**Task instructions**
All entries below need to be written out exactly, but without their pictures.

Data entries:
====
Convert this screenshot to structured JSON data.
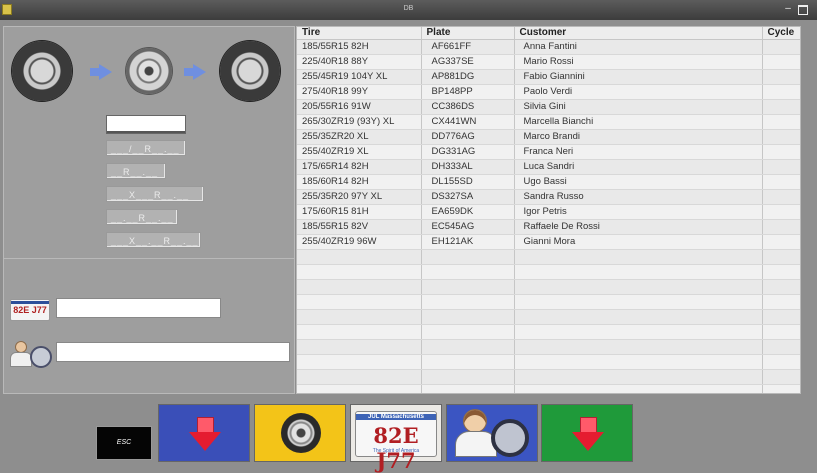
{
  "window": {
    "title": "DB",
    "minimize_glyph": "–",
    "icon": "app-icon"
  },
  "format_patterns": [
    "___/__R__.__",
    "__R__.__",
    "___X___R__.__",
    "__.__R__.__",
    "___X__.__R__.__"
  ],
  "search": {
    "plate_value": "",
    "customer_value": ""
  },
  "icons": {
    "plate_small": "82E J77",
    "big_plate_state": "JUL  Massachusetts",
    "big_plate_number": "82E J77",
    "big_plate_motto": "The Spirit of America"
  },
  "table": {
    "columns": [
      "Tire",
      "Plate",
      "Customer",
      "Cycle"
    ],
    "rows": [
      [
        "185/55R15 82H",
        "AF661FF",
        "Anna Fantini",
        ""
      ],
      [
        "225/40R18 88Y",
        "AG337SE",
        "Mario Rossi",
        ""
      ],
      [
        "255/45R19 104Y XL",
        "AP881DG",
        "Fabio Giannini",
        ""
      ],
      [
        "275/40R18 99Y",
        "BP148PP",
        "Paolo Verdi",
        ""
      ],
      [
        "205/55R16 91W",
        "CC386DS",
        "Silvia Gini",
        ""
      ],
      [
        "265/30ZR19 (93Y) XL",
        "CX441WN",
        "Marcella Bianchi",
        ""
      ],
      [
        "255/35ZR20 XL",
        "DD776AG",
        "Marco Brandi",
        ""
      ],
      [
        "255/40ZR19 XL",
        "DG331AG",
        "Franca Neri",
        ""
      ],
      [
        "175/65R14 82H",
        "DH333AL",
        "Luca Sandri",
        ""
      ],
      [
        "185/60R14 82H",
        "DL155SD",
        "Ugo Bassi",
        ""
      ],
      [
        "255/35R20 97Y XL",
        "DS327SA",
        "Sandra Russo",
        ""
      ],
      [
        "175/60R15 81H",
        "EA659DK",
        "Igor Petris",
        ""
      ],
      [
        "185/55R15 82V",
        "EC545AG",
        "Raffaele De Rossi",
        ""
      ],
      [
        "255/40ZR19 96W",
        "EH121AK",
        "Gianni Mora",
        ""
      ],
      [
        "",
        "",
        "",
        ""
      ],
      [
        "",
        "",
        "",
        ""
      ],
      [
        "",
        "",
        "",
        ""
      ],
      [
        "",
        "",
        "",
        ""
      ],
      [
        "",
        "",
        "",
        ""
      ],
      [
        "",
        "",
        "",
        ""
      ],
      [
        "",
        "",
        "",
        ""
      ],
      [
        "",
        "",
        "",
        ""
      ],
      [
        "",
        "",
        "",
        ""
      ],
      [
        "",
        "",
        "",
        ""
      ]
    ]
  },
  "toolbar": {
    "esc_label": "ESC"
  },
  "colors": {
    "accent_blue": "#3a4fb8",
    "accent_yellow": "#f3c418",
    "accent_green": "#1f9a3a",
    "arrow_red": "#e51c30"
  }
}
====
**Final answer**
Convert this screenshot to structured JSON data.
{
  "window": {
    "title": "DB",
    "minimize_glyph": "–",
    "icon": "app-icon"
  },
  "format_patterns": [
    "___/__R__.__",
    "__R__.__",
    "___X___R__.__",
    "__.__R__.__",
    "___X__.__R__.__"
  ],
  "search": {
    "plate_value": "",
    "customer_value": ""
  },
  "icons": {
    "plate_small": "82E J77",
    "big_plate_state": "JUL  Massachusetts",
    "big_plate_number": "82E J77",
    "big_plate_motto": "The Spirit of America"
  },
  "table": {
    "columns": [
      "Tire",
      "Plate",
      "Customer",
      "Cycle"
    ],
    "rows": [
      [
        "185/55R15 82H",
        "AF661FF",
        "Anna Fantini",
        ""
      ],
      [
        "225/40R18 88Y",
        "AG337SE",
        "Mario Rossi",
        ""
      ],
      [
        "255/45R19 104Y XL",
        "AP881DG",
        "Fabio Giannini",
        ""
      ],
      [
        "275/40R18 99Y",
        "BP148PP",
        "Paolo Verdi",
        ""
      ],
      [
        "205/55R16 91W",
        "CC386DS",
        "Silvia Gini",
        ""
      ],
      [
        "265/30ZR19 (93Y) XL",
        "CX441WN",
        "Marcella Bianchi",
        ""
      ],
      [
        "255/35ZR20 XL",
        "DD776AG",
        "Marco Brandi",
        ""
      ],
      [
        "255/40ZR19 XL",
        "DG331AG",
        "Franca Neri",
        ""
      ],
      [
        "175/65R14 82H",
        "DH333AL",
        "Luca Sandri",
        ""
      ],
      [
        "185/60R14 82H",
        "DL155SD",
        "Ugo Bassi",
        ""
      ],
      [
        "255/35R20 97Y XL",
        "DS327SA",
        "Sandra Russo",
        ""
      ],
      [
        "175/60R15 81H",
        "EA659DK",
        "Igor Petris",
        ""
      ],
      [
        "185/55R15 82V",
        "EC545AG",
        "Raffaele De Rossi",
        ""
      ],
      [
        "255/40ZR19 96W",
        "EH121AK",
        "Gianni Mora",
        ""
      ],
      [
        "",
        "",
        "",
        ""
      ],
      [
        "",
        "",
        "",
        ""
      ],
      [
        "",
        "",
        "",
        ""
      ],
      [
        "",
        "",
        "",
        ""
      ],
      [
        "",
        "",
        "",
        ""
      ],
      [
        "",
        "",
        "",
        ""
      ],
      [
        "",
        "",
        "",
        ""
      ],
      [
        "",
        "",
        "",
        ""
      ],
      [
        "",
        "",
        "",
        ""
      ],
      [
        "",
        "",
        "",
        ""
      ]
    ]
  },
  "toolbar": {
    "esc_label": "ESC"
  },
  "colors": {
    "accent_blue": "#3a4fb8",
    "accent_yellow": "#f3c418",
    "accent_green": "#1f9a3a",
    "arrow_red": "#e51c30"
  }
}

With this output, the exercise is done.